Recorded data
>> START
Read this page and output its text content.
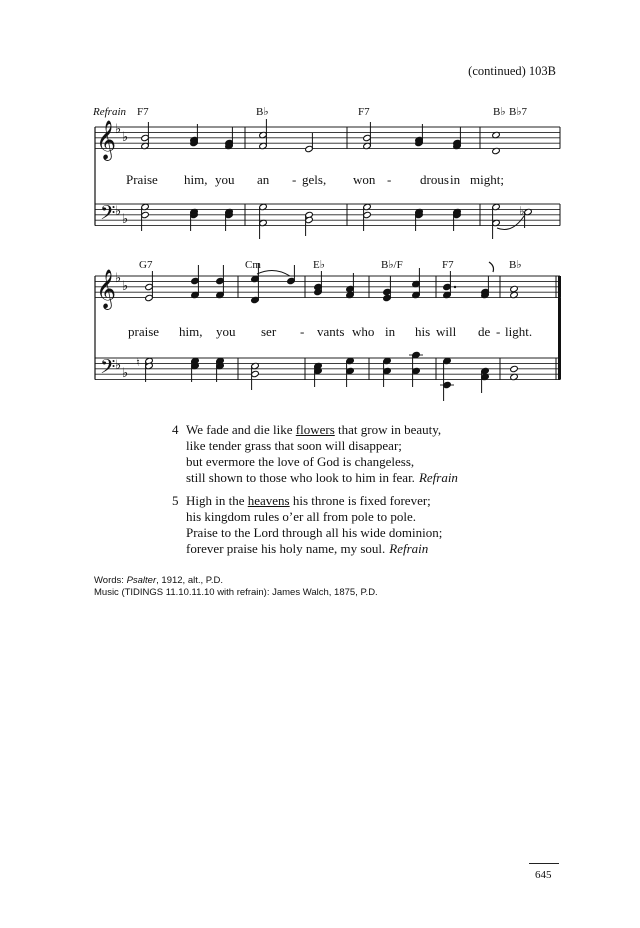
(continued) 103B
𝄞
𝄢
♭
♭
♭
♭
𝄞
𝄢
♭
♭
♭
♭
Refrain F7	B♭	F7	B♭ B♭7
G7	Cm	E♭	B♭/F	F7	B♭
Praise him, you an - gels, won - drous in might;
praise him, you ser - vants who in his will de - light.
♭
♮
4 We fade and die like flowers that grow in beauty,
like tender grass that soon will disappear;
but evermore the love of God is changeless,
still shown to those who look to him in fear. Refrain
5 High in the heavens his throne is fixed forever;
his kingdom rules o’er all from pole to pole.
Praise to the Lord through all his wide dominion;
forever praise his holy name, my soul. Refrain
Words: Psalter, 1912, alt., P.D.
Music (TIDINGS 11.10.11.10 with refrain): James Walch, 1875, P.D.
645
>> END
From the listing above, collect every line that mentions the word "will".

praise him, you ser - vants who in his will de - light.
like tender grass that soon will disappear;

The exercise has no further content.